Repeat the material exactly as it appears.

>> Begin

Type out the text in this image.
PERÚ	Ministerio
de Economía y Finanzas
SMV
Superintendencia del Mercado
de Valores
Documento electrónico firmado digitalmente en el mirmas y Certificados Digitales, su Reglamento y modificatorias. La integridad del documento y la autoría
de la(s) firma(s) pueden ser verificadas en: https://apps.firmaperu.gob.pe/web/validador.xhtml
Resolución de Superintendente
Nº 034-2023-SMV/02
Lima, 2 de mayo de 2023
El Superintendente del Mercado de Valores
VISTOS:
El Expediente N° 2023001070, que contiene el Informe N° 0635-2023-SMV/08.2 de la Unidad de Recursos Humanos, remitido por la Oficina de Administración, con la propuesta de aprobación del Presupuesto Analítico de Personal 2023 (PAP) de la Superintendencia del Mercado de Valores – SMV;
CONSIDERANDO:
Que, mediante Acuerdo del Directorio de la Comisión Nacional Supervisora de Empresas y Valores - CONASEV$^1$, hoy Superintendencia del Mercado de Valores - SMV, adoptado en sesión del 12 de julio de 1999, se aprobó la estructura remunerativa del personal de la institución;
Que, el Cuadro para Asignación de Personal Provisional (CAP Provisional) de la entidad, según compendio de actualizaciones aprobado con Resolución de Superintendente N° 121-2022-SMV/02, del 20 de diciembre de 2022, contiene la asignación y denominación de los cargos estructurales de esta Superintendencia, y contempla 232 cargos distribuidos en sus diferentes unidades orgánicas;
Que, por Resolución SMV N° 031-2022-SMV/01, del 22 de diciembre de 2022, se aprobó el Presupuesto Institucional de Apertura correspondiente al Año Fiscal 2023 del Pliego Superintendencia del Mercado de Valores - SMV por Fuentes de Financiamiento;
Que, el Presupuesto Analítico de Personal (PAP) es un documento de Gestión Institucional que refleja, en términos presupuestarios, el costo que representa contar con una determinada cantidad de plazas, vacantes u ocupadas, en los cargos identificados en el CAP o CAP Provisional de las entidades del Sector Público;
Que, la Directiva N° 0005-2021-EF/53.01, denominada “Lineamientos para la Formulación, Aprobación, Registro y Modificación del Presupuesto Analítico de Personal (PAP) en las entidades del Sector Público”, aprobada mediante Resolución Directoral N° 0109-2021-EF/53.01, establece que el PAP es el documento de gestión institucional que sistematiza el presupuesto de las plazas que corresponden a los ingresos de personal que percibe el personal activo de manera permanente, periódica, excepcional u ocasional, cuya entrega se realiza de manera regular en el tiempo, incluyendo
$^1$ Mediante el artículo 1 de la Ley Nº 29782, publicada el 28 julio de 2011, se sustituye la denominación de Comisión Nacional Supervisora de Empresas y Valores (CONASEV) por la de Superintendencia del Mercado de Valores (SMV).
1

>> End

*Solution to this problem*
Type out the text in this image.
PERÚ	Ministerio
de Economía y Finanzas
SMV
Superintendencia del Mercado
de Valores
Documento electrónico firmado digitalmente en el mirmas y Certificados Digitales, su Reglamento y modificatorias. La integridad del documento y la autoría
de la(s) firma(s) pueden ser verificadas en: https://apps.firmaperu.gob.pe/web/validador.xhtml
Resolución de Superintendente
Nº 034-2023-SMV/02
Lima, 2 de mayo de 2023
El Superintendente del Mercado de Valores
VISTOS:
El Expediente N° 2023001070, que contiene el Informe N° 0635-2023-SMV/08.2 de la Unidad de Recursos Humanos, remitido por la Oficina de Administración, con la propuesta de aprobación del Presupuesto Analítico de Personal 2023 (PAP) de la Superintendencia del Mercado de Valores – SMV;
CONSIDERANDO:
Que, mediante Acuerdo del Directorio de la Comisión Nacional Supervisora de Empresas y Valores - CONASEV$^1$, hoy Superintendencia del Mercado de Valores - SMV, adoptado en sesión del 12 de julio de 1999, se aprobó la estructura remunerativa del personal de la institución;
Que, el Cuadro para Asignación de Personal Provisional (CAP Provisional) de la entidad, según compendio de actualizaciones aprobado con Resolución de Superintendente N° 121-2022-SMV/02, del 20 de diciembre de 2022, contiene la asignación y denominación de los cargos estructurales de esta Superintendencia, y contempla 232 cargos distribuidos en sus diferentes unidades orgánicas;
Que, por Resolución SMV N° 031-2022-SMV/01, del 22 de diciembre de 2022, se aprobó el Presupuesto Institucional de Apertura correspondiente al Año Fiscal 2023 del Pliego Superintendencia del Mercado de Valores - SMV por Fuentes de Financiamiento;
Que, el Presupuesto Analítico de Personal (PAP) es un documento de Gestión Institucional que refleja, en términos presupuestarios, el costo que representa contar con una determinada cantidad de plazas, vacantes u ocupadas, en los cargos identificados en el CAP o CAP Provisional de las entidades del Sector Público;
Que, la Directiva N° 0005-2021-EF/53.01, denominada “Lineamientos para la Formulación, Aprobación, Registro y Modificación del Presupuesto Analítico de Personal (PAP) en las entidades del Sector Público”, aprobada mediante Resolución Directoral N° 0109-2021-EF/53.01, establece que el PAP es el documento de gestión institucional que sistematiza el presupuesto de las plazas que corresponden a los ingresos de personal que percibe el personal activo de manera permanente, periódica, excepcional u ocasional, cuya entrega se realiza de manera regular en el tiempo, incluyendo
$^1$ Mediante el artículo 1 de la Ley Nº 29782, publicada el 28 julio de 2011, se sustituye la denominación de Comisión Nacional Supervisora de Empresas y Valores (CONASEV) por la de Superintendencia del Mercado de Valores (SMV).
1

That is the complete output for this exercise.